LISTING:
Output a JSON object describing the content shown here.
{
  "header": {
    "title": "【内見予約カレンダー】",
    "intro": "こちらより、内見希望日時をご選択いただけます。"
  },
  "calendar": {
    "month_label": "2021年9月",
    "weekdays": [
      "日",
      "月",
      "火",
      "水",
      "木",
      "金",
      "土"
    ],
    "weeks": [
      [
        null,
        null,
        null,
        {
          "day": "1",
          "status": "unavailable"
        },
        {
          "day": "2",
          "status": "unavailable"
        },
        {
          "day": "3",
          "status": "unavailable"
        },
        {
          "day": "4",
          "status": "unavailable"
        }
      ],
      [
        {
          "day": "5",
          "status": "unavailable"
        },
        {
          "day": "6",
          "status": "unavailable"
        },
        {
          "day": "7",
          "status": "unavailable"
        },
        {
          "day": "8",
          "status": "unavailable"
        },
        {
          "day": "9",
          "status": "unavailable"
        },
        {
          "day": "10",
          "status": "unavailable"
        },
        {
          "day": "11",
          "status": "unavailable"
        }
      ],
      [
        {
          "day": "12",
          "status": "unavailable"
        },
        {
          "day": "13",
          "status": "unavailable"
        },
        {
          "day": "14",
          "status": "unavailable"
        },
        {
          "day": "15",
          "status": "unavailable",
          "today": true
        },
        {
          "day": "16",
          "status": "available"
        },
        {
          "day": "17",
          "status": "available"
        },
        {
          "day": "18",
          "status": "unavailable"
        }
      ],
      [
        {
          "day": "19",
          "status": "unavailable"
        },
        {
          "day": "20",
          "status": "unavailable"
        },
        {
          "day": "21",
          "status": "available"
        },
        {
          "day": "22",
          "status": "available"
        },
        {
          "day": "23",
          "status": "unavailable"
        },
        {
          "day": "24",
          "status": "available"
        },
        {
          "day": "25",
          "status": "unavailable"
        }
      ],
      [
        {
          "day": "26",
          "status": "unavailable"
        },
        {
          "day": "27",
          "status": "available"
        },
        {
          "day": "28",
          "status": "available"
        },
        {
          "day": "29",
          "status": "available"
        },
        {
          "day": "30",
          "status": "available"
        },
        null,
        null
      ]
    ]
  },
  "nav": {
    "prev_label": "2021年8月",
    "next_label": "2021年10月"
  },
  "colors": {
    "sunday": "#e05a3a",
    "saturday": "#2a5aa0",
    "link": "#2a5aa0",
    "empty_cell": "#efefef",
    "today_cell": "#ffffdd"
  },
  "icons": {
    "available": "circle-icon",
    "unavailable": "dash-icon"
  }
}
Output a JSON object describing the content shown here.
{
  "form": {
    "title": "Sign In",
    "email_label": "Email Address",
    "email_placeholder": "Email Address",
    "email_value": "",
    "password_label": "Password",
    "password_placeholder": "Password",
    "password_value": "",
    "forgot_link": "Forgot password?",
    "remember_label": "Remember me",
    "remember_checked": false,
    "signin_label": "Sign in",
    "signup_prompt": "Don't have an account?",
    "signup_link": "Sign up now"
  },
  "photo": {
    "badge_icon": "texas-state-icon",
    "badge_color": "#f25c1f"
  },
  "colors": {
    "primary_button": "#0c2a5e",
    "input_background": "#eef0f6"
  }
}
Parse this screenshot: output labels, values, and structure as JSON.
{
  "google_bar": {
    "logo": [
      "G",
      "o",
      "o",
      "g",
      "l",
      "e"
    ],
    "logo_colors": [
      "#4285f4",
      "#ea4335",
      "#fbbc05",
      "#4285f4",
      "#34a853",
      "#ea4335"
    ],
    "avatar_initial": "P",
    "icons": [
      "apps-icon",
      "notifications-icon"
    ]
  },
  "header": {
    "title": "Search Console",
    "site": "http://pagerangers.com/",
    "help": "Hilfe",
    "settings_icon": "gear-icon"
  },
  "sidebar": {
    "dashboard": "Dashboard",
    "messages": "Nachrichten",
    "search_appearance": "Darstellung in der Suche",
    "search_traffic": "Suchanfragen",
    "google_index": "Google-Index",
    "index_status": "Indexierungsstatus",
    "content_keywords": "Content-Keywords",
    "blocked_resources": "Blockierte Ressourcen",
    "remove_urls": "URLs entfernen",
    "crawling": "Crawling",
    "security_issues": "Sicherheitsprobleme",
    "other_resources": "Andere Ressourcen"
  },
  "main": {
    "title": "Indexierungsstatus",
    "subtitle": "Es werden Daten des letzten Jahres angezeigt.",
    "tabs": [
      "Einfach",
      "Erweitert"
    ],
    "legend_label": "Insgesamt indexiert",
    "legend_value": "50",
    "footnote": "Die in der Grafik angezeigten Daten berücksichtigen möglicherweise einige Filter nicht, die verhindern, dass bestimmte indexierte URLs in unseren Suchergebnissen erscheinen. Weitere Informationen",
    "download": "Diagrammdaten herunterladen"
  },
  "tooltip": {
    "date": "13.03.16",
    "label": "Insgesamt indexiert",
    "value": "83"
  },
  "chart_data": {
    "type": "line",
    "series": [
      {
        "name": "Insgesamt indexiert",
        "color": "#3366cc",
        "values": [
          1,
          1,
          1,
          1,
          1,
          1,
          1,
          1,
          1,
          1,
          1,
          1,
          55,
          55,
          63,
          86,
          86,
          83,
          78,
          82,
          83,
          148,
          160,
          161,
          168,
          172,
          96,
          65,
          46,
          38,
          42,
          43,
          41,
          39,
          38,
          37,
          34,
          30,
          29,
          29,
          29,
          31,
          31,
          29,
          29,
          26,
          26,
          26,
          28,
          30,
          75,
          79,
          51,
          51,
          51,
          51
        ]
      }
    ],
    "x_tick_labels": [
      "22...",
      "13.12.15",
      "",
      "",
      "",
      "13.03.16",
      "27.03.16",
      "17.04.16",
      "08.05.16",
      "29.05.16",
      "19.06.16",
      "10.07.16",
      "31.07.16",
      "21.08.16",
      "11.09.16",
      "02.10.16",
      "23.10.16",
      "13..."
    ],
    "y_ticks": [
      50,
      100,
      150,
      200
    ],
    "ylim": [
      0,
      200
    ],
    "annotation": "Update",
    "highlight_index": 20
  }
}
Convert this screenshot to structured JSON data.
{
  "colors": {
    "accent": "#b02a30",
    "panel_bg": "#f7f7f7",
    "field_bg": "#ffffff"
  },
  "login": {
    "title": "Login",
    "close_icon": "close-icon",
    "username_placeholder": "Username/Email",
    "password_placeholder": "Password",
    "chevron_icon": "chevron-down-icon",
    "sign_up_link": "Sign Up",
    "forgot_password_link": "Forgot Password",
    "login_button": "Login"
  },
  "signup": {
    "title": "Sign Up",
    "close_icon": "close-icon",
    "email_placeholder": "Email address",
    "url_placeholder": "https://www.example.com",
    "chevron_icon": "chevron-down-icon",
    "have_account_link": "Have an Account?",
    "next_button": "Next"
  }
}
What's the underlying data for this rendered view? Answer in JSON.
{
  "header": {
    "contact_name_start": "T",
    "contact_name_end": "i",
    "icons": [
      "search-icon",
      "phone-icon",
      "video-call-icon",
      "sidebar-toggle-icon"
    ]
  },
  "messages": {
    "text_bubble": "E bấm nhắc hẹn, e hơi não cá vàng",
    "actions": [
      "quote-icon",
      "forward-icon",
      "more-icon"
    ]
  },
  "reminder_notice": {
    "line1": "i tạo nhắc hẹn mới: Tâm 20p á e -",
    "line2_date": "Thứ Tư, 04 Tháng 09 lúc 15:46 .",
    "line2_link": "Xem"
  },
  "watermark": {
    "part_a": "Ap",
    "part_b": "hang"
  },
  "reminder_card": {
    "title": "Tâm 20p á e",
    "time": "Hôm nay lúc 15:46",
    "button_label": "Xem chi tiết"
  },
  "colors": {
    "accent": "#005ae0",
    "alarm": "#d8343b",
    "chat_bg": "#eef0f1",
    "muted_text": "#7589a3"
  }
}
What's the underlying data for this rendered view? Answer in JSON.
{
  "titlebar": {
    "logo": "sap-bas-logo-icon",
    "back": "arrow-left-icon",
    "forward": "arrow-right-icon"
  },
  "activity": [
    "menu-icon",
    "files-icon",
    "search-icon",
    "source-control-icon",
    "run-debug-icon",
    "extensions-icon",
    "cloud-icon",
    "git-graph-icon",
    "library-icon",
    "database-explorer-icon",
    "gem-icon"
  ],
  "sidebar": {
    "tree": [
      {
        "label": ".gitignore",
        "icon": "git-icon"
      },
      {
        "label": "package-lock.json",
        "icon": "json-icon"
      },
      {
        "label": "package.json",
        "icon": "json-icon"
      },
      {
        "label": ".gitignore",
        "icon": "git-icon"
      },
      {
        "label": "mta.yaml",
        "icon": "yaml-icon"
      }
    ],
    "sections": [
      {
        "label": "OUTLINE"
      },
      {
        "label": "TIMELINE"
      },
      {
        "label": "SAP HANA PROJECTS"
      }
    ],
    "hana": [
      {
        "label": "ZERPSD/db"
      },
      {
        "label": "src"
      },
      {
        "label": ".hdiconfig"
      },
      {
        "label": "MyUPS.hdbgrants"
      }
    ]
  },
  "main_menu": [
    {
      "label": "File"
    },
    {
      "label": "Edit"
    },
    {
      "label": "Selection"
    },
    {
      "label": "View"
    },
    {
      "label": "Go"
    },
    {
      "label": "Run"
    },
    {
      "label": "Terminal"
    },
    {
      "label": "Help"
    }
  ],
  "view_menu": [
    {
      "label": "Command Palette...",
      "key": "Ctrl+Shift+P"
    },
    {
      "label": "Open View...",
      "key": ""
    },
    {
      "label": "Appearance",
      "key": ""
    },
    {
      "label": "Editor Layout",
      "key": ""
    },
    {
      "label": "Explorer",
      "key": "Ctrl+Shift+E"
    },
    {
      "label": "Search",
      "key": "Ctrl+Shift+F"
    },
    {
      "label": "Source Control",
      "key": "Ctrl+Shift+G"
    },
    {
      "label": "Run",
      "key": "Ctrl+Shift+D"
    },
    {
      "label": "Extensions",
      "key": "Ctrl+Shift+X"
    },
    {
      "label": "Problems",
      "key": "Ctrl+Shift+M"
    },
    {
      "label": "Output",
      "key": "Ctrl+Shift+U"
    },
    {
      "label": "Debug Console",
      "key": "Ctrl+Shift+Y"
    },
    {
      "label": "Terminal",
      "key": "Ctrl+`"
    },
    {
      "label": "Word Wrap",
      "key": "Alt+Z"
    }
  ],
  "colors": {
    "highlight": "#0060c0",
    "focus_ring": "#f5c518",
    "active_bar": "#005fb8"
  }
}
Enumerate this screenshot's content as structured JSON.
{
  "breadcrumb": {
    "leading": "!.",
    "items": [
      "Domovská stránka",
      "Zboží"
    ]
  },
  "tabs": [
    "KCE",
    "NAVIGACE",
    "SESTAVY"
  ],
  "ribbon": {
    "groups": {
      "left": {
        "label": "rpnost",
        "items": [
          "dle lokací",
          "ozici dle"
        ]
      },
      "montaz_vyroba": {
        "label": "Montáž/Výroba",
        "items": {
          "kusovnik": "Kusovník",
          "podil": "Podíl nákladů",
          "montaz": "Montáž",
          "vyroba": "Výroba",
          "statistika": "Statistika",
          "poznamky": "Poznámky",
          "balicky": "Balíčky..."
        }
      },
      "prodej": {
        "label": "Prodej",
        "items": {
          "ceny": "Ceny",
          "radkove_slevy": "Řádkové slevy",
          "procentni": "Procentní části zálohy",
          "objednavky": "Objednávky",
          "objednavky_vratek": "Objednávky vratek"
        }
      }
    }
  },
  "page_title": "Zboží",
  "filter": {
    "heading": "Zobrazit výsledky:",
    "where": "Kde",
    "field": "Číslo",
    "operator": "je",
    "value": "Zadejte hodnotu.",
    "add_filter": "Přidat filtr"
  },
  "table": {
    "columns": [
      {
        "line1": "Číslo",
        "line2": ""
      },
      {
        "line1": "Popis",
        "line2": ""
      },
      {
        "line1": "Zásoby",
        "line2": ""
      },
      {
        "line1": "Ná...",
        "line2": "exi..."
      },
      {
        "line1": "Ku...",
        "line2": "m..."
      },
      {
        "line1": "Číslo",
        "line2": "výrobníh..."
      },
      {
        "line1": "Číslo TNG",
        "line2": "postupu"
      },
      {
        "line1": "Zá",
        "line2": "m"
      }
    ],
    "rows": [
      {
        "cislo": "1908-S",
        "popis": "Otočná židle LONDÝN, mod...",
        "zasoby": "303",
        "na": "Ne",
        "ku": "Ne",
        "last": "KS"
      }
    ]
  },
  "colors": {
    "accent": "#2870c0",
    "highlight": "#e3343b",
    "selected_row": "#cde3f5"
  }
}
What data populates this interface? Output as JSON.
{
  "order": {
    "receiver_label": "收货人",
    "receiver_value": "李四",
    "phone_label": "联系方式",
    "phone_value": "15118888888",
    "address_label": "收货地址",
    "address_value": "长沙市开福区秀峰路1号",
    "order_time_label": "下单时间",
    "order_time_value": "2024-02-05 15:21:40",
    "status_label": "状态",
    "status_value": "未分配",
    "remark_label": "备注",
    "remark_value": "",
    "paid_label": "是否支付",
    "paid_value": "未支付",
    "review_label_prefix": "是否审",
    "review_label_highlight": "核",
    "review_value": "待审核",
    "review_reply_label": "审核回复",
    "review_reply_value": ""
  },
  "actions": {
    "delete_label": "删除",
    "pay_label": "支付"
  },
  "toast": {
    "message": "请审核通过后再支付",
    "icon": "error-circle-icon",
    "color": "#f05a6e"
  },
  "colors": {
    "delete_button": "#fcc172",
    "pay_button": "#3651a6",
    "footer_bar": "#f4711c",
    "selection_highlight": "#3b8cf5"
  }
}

AIM OF THE TASK:
Which lines hold the word "Console"? Show each one.

WRITTEN RESPONSE:
    "title": "Search Console",
      "label": "Debug Console",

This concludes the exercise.